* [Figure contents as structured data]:
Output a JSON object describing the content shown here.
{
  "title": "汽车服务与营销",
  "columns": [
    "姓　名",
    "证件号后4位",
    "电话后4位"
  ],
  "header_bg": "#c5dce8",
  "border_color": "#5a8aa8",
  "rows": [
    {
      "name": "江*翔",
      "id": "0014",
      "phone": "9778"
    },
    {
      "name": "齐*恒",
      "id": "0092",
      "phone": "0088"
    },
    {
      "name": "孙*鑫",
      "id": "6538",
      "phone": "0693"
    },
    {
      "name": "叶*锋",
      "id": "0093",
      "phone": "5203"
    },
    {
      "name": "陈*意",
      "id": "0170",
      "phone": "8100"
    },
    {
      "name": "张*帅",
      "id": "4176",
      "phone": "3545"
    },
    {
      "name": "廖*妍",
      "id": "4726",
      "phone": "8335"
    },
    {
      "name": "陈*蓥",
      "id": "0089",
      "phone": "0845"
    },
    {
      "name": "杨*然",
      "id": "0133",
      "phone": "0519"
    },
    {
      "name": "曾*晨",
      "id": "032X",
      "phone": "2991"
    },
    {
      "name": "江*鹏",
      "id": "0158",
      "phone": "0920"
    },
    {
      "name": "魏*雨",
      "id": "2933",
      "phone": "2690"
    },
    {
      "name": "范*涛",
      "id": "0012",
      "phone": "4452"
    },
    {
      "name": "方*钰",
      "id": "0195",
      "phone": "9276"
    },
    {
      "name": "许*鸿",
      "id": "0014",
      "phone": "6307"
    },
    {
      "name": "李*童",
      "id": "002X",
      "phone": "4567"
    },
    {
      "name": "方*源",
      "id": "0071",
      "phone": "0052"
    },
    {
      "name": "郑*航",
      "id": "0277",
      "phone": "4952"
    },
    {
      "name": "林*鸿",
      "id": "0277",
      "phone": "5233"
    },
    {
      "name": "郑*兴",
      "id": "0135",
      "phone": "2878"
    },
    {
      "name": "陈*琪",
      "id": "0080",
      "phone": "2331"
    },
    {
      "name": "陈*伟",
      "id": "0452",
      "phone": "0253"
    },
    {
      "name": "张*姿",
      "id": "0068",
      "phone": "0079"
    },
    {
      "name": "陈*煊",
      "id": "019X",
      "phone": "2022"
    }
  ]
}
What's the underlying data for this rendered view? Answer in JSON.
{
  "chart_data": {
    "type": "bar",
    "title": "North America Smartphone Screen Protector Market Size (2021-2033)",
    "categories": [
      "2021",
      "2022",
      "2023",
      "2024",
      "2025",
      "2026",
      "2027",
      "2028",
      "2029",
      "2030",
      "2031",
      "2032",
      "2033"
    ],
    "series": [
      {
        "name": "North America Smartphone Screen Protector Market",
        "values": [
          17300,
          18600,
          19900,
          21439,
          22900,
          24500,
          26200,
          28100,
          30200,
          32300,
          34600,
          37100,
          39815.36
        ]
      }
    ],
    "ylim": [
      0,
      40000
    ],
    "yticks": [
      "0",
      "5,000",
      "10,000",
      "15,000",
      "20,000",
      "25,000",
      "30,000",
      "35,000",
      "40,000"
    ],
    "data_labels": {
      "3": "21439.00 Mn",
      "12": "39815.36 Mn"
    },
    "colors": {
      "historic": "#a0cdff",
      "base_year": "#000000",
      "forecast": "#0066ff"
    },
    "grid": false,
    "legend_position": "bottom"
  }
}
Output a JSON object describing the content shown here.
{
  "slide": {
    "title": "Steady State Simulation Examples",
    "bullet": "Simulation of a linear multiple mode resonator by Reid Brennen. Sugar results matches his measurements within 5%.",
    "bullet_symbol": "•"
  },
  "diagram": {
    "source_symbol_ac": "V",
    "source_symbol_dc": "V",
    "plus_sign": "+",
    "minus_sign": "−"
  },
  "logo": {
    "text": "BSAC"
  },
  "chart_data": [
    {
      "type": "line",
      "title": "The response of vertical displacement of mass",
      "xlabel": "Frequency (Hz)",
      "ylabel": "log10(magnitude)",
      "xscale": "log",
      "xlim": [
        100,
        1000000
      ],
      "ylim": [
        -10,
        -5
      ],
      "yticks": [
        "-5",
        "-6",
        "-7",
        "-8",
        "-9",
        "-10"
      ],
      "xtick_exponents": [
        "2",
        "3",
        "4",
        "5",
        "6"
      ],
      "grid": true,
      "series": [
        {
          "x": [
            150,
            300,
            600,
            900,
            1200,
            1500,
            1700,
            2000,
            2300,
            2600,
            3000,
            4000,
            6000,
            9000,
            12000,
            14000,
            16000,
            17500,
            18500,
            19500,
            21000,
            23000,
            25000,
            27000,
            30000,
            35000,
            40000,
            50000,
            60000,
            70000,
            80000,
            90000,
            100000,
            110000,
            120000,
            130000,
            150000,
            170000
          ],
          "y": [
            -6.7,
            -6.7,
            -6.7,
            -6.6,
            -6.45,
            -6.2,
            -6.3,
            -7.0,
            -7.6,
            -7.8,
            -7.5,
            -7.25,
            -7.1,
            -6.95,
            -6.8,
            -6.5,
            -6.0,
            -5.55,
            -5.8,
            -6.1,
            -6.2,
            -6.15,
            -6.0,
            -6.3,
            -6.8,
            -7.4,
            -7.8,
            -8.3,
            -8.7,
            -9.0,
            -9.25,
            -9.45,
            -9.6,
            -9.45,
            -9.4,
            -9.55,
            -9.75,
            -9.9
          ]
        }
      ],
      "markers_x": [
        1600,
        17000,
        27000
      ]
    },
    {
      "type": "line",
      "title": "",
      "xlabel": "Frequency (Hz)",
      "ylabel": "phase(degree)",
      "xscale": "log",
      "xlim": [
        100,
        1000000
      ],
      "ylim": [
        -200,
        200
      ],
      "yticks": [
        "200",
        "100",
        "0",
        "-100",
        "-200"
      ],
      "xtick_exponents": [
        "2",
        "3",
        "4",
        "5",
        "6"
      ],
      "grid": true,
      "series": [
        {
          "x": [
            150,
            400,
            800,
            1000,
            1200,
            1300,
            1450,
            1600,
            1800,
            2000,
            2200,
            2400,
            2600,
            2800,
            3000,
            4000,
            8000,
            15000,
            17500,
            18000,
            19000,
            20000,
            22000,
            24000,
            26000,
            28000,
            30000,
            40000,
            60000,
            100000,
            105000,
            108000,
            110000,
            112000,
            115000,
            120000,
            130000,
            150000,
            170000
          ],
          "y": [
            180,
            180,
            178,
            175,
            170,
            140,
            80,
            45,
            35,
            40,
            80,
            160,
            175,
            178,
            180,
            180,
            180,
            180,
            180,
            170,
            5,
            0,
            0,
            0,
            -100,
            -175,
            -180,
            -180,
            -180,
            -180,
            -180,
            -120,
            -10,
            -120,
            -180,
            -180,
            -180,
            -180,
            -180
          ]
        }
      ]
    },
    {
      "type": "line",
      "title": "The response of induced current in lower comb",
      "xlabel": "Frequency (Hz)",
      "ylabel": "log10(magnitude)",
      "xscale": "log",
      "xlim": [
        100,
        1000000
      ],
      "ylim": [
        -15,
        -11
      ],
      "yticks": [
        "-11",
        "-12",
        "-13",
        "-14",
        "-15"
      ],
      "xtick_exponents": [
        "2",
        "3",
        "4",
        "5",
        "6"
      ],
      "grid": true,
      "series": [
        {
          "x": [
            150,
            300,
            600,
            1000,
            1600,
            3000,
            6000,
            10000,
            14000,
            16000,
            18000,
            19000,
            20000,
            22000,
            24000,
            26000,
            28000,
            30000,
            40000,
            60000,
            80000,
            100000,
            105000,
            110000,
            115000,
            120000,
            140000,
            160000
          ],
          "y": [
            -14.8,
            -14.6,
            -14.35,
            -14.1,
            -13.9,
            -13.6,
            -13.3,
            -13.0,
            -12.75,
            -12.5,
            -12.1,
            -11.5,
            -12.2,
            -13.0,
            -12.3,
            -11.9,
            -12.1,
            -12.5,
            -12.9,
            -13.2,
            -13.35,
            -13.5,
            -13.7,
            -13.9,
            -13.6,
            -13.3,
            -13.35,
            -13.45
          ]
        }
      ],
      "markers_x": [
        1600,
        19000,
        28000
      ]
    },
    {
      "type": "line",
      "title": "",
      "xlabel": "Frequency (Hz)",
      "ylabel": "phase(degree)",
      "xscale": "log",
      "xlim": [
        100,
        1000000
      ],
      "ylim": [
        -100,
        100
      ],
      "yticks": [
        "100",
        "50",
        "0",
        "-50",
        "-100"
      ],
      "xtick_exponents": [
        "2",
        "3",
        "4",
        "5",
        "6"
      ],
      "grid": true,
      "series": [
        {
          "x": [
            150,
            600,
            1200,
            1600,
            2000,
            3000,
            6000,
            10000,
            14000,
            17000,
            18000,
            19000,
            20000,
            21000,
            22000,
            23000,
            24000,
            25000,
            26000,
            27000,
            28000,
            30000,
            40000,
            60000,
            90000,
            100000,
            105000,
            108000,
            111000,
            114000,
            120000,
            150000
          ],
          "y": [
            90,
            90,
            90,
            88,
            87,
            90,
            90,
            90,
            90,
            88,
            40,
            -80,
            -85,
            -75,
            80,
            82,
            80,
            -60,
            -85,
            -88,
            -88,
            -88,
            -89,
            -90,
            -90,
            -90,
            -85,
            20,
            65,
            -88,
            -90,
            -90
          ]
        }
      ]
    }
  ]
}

* [WHAT YOU NEED TO DO]:
Exactly how many lines in the data above contain the word "Smartphone"? Respond with the number and nothing more.

* [RIGHT ANSWER]:
2